***** Dataset records
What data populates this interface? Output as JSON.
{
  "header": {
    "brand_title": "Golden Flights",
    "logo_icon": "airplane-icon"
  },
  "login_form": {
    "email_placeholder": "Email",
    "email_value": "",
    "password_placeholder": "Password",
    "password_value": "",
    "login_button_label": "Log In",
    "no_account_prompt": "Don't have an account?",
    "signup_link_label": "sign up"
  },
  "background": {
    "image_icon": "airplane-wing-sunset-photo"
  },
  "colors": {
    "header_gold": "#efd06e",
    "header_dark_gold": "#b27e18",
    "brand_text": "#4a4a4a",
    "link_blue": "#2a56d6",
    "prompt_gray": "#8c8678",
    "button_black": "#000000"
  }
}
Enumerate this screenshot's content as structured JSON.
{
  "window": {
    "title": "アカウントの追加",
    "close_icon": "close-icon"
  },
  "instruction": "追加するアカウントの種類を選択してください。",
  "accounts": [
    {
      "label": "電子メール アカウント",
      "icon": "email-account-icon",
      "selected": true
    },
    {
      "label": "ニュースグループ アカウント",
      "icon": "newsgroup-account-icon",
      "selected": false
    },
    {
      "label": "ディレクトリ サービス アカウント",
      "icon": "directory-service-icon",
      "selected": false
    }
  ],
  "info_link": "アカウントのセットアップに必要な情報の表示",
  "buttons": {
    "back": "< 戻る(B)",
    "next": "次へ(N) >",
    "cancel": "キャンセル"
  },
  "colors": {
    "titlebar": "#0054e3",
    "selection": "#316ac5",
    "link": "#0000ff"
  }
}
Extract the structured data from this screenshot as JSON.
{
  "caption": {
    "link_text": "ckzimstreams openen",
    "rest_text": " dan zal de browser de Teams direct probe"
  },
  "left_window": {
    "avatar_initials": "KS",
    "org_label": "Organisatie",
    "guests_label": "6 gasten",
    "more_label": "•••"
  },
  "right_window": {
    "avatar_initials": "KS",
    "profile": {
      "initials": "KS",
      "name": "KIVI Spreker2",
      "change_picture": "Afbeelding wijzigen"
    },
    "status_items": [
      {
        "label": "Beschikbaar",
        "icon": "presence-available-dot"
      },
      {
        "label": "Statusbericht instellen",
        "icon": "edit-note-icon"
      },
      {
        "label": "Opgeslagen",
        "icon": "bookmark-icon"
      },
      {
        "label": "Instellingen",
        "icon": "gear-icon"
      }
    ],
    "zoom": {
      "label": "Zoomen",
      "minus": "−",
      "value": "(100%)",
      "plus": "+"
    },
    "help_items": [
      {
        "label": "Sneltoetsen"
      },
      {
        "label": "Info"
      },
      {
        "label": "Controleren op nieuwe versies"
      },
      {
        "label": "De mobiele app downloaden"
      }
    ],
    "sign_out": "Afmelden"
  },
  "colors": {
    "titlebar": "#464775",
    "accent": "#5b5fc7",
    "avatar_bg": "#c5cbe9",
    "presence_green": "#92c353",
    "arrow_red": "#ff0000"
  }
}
**********
[Exercise details]
Extract the entries above verbatim.

[Solution for this exercise]
What data populates this interface? Output as JSON.
{
  "header": {
    "brand_title": "Golden Flights",
    "logo_icon": "airplane-icon"
  },
  "login_form": {
    "email_placeholder": "Email",
    "email_value": "",
    "password_placeholder": "Password",
    "password_value": "",
    "login_button_label": "Log In",
    "no_account_prompt": "Don't have an account?",
    "signup_link_label": "sign up"
  },
  "background": {
    "image_icon": "airplane-wing-sunset-photo"
  },
  "colors": {
    "header_gold": "#efd06e",
    "header_dark_gold": "#b27e18",
    "brand_text": "#4a4a4a",
    "link_blue": "#2a56d6",
    "prompt_gray": "#8c8678",
    "button_black": "#000000"
  }
}
Enumerate this screenshot's content as structured JSON.
{
  "window": {
    "title": "アカウントの追加",
    "close_icon": "close-icon"
  },
  "instruction": "追加するアカウントの種類を選択してください。",
  "accounts": [
    {
      "label": "電子メール アカウント",
      "icon": "email-account-icon",
      "selected": true
    },
    {
      "label": "ニュースグループ アカウント",
      "icon": "newsgroup-account-icon",
      "selected": false
    },
    {
      "label": "ディレクトリ サービス アカウント",
      "icon": "directory-service-icon",
      "selected": false
    }
  ],
  "info_link": "アカウントのセットアップに必要な情報の表示",
  "buttons": {
    "back": "< 戻る(B)",
    "next": "次へ(N) >",
    "cancel": "キャンセル"
  },
  "colors": {
    "titlebar": "#0054e3",
    "selection": "#316ac5",
    "link": "#0000ff"
  }
}
Extract the structured data from this screenshot as JSON.
{
  "caption": {
    "link_text": "ckzimstreams openen",
    "rest_text": " dan zal de browser de Teams direct probe"
  },
  "left_window": {
    "avatar_initials": "KS",
    "org_label": "Organisatie",
    "guests_label": "6 gasten",
    "more_label": "•••"
  },
  "right_window": {
    "avatar_initials": "KS",
    "profile": {
      "initials": "KS",
      "name": "KIVI Spreker2",
      "change_picture": "Afbeelding wijzigen"
    },
    "status_items": [
      {
        "label": "Beschikbaar",
        "icon": "presence-available-dot"
      },
      {
        "label": "Statusbericht instellen",
        "icon": "edit-note-icon"
      },
      {
        "label": "Opgeslagen",
        "icon": "bookmark-icon"
      },
      {
        "label": "Instellingen",
        "icon": "gear-icon"
      }
    ],
    "zoom": {
      "label": "Zoomen",
      "minus": "−",
      "value": "(100%)",
      "plus": "+"
    },
    "help_items": [
      {
        "label": "Sneltoetsen"
      },
      {
        "label": "Info"
      },
      {
        "label": "Controleren op nieuwe versies"
      },
      {
        "label": "De mobiele app downloaden"
      }
    ],
    "sign_out": "Afmelden"
  },
  "colors": {
    "titlebar": "#464775",
    "accent": "#5b5fc7",
    "avatar_bg": "#c5cbe9",
    "presence_green": "#92c353",
    "arrow_red": "#ff0000"
  }
}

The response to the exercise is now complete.